___ Material provided ___

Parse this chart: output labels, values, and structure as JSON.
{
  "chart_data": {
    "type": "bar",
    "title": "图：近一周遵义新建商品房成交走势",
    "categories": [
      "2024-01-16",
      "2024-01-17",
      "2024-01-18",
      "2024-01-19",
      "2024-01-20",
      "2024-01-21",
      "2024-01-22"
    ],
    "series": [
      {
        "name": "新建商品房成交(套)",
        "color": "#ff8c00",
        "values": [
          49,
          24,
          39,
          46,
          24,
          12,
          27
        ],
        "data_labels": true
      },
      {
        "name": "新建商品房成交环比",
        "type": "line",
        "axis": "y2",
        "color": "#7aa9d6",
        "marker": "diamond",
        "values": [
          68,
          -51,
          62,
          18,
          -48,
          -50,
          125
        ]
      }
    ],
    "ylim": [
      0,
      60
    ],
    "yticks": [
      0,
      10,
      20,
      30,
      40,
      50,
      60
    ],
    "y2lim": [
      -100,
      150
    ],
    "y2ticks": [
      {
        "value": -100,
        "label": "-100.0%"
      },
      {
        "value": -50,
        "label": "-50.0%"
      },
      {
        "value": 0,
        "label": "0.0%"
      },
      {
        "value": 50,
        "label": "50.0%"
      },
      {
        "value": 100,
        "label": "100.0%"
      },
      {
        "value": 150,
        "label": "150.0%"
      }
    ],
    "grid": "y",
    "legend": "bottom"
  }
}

___

Output the listing above exactly as it appears.

Parse this chart: output labels, values, and structure as JSON.
{
  "chart_data": {
    "type": "bar",
    "title": "图：近一周遵义新建商品房成交走势",
    "categories": [
      "2024-01-16",
      "2024-01-17",
      "2024-01-18",
      "2024-01-19",
      "2024-01-20",
      "2024-01-21",
      "2024-01-22"
    ],
    "series": [
      {
        "name": "新建商品房成交(套)",
        "color": "#ff8c00",
        "values": [
          49,
          24,
          39,
          46,
          24,
          12,
          27
        ],
        "data_labels": true
      },
      {
        "name": "新建商品房成交环比",
        "type": "line",
        "axis": "y2",
        "color": "#7aa9d6",
        "marker": "diamond",
        "values": [
          68,
          -51,
          62,
          18,
          -48,
          -50,
          125
        ]
      }
    ],
    "ylim": [
      0,
      60
    ],
    "yticks": [
      0,
      10,
      20,
      30,
      40,
      50,
      60
    ],
    "y2lim": [
      -100,
      150
    ],
    "y2ticks": [
      {
        "value": -100,
        "label": "-100.0%"
      },
      {
        "value": -50,
        "label": "-50.0%"
      },
      {
        "value": 0,
        "label": "0.0%"
      },
      {
        "value": 50,
        "label": "50.0%"
      },
      {
        "value": 100,
        "label": "100.0%"
      },
      {
        "value": 150,
        "label": "150.0%"
      }
    ],
    "grid": "y",
    "legend": "bottom"
  }
}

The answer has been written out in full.